> [WHAT TO PRODUCE]: Copy each line with the word "suresh" in it.

-- BEGIN GIVEN ENTRIES --

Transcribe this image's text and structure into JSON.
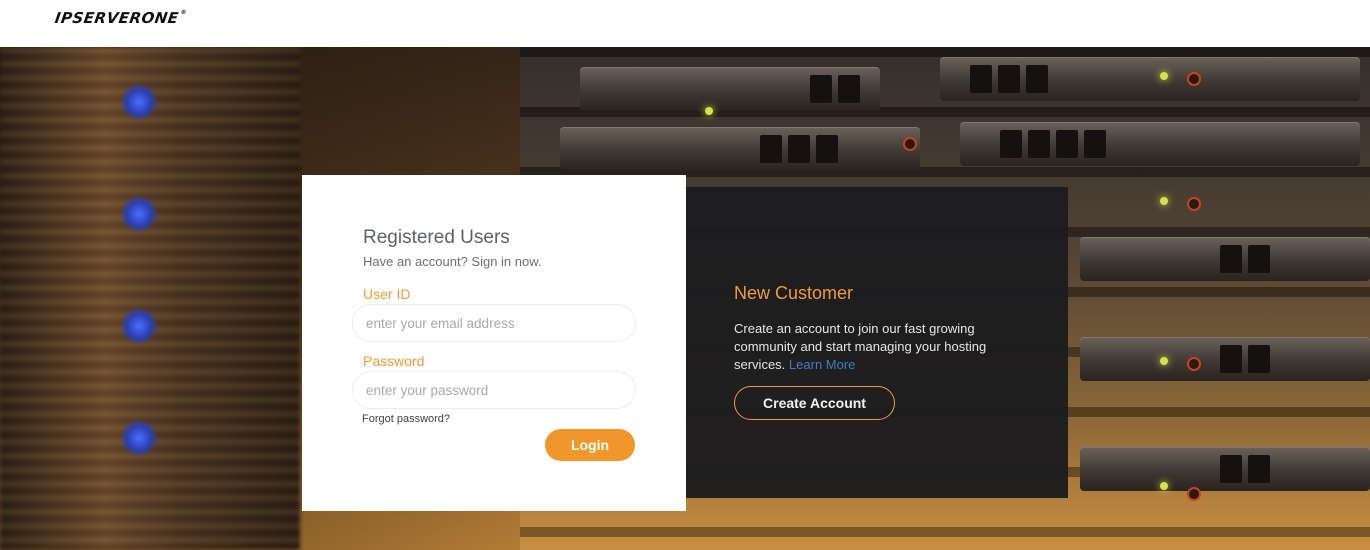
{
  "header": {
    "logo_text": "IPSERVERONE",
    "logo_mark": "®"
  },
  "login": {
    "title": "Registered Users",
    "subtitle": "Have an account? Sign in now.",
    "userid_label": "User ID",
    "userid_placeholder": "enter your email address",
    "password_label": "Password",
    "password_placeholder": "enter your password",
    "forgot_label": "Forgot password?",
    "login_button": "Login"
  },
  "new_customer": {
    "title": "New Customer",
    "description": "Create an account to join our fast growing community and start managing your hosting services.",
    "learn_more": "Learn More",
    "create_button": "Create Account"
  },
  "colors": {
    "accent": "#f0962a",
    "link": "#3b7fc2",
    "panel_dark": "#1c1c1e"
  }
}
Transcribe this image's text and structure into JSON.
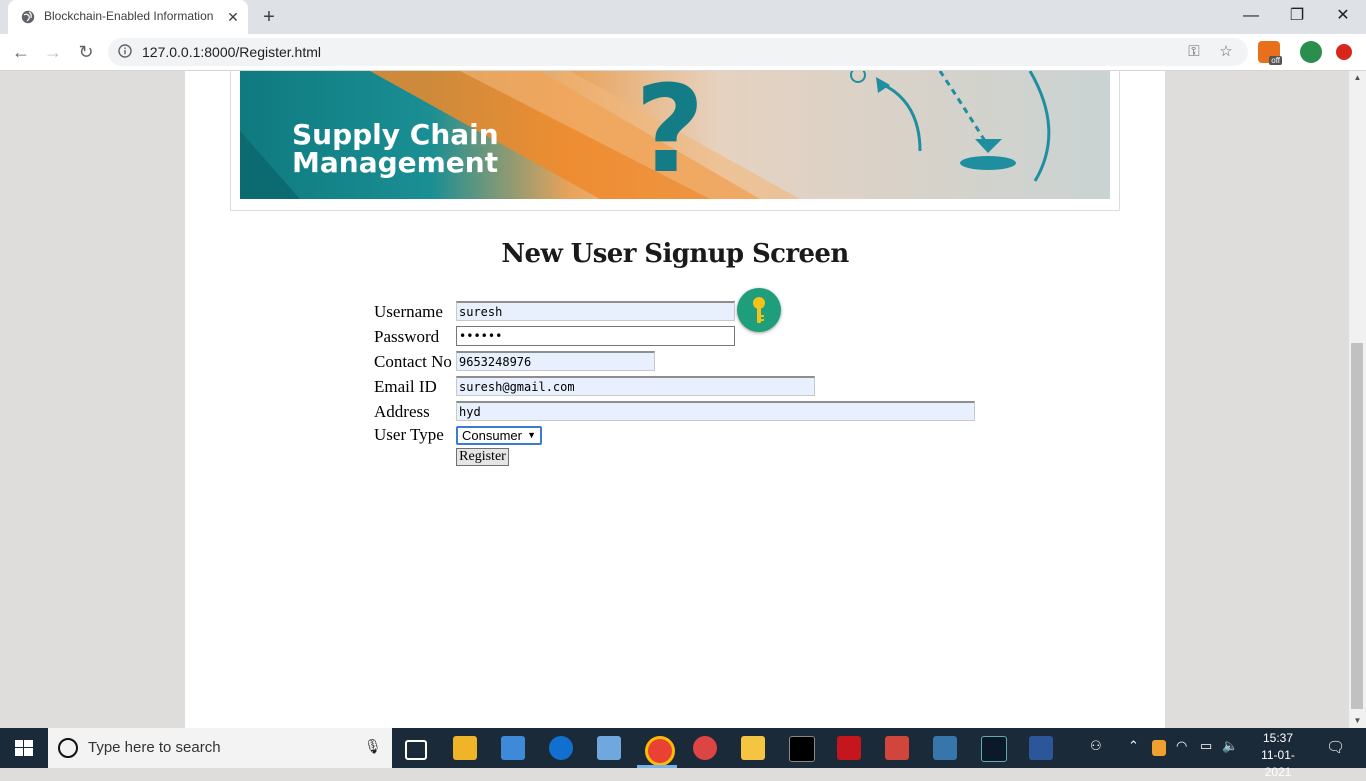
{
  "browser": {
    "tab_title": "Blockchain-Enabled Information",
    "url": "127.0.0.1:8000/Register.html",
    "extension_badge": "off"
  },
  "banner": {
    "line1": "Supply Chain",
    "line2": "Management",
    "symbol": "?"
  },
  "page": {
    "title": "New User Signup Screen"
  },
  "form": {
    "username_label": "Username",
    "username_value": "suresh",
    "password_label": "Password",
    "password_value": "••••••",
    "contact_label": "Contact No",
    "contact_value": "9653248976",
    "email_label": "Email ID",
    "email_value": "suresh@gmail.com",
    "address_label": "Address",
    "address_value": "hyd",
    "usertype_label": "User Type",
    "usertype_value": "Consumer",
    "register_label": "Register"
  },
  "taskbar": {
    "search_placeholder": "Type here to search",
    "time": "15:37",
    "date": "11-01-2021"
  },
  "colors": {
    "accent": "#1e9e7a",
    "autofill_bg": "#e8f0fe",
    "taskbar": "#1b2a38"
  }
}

-- END GIVEN ENTRIES --

> [WRITTEN SOLUTION]:
    "username_value": "suresh",
    "email_value": "suresh@gmail.com",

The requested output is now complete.